Return the lines below that carry the word "Significant".

+++ GIVEN RECORDS

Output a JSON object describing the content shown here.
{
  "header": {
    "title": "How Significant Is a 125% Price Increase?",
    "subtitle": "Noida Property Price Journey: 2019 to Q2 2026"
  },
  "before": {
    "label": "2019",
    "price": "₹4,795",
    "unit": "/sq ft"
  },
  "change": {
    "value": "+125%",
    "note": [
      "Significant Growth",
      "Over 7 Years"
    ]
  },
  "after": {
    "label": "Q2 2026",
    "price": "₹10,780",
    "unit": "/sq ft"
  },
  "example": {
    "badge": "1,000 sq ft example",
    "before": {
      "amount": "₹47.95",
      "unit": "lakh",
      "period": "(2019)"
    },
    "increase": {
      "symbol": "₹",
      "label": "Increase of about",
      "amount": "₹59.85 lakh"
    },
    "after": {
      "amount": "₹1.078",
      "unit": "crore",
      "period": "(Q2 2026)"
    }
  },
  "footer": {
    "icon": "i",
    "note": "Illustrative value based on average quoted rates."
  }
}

++++++

**SOLUTION TO THIS TASK**
    "title": "How Significant Is a 125% Price Increase?",
      "Significant Growth",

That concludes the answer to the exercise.